**EXERCISE**
Please pull out each line of the data below that contains the string "herbivores". Case matters, so a line counts only if its capitalization is identical.
---------------
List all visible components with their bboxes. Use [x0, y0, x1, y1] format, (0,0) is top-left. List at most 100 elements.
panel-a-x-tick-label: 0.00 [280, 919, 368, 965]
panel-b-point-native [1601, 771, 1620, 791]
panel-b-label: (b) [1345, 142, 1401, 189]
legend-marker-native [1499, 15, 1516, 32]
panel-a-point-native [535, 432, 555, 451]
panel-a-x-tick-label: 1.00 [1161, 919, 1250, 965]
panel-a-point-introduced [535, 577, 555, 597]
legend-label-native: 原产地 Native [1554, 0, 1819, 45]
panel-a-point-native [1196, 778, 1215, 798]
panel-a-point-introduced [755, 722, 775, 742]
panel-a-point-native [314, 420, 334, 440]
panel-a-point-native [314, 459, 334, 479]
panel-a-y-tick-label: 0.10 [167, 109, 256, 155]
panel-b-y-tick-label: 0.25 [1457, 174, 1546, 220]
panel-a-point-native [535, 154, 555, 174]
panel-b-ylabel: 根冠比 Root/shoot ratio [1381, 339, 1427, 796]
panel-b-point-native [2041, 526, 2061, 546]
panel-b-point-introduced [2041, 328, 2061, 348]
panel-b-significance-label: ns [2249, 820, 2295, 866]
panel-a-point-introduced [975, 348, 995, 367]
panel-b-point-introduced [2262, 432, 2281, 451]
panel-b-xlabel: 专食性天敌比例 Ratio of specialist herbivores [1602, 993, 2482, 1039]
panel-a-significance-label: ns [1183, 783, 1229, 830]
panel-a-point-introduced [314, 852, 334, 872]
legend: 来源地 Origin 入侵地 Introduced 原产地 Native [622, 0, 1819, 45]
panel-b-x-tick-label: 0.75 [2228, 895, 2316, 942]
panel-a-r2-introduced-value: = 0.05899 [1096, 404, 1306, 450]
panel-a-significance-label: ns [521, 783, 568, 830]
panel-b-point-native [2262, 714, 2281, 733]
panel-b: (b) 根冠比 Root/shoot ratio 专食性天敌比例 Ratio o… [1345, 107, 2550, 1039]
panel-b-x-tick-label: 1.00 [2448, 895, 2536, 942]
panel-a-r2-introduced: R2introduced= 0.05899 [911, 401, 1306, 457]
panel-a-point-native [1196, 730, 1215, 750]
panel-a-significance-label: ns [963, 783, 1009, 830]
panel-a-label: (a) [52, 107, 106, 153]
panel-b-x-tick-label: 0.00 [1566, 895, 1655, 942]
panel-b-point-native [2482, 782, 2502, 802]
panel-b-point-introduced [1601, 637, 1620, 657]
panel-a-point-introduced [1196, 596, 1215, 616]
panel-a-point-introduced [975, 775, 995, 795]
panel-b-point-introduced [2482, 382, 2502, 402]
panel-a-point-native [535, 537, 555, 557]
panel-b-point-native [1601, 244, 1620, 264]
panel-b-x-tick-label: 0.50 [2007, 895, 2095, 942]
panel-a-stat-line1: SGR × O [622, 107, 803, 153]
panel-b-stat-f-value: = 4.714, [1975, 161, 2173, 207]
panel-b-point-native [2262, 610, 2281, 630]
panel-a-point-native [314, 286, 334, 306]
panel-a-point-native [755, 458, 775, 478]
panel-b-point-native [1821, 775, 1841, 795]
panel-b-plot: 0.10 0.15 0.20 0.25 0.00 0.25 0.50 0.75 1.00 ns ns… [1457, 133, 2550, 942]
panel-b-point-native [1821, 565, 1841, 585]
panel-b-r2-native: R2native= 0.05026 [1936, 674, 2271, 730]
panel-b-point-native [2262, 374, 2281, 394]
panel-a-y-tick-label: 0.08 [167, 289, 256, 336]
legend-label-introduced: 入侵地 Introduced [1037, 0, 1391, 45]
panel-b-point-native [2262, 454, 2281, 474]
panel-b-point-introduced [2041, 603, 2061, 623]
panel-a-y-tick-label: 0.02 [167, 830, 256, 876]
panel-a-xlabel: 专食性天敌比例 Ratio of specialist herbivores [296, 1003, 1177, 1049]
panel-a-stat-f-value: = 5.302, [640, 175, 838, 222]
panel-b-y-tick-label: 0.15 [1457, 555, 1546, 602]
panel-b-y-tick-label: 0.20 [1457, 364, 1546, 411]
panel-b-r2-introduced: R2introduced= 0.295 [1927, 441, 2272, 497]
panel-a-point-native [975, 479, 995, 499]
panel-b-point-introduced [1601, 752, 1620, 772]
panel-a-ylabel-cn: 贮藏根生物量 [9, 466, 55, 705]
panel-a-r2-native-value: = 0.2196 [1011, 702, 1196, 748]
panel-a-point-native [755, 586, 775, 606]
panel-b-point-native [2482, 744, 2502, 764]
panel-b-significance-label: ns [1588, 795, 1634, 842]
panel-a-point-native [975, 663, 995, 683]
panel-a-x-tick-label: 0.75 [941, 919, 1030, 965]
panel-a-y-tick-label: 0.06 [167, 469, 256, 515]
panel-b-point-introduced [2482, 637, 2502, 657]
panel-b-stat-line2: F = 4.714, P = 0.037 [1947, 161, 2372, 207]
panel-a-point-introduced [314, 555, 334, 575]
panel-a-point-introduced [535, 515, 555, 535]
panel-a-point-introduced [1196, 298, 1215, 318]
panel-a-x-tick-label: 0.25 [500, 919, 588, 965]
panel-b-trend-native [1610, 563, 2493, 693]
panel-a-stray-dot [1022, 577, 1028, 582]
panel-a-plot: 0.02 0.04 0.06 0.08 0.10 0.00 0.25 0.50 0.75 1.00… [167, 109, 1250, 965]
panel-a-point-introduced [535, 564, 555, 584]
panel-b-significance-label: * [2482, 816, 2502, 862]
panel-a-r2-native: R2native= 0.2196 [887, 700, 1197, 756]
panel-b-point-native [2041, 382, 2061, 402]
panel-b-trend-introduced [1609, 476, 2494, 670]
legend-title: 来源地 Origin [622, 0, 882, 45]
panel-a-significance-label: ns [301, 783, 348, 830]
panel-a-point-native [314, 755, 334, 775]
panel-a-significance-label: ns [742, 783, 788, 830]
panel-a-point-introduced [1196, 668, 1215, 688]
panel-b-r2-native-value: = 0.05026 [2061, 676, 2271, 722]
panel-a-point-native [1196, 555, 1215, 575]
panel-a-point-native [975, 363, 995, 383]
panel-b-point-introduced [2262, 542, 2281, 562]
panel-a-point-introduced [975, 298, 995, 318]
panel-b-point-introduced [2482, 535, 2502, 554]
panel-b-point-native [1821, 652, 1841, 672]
---------------
**WRITTEN RESPONSE**
panel-b-xlabel: 专食性天敌比例 Ratio of specialist herbivores [1602, 993, 2482, 1039]
panel-a-xlabel: 专食性天敌比例 Ratio of specialist herbivores [296, 1003, 1177, 1049]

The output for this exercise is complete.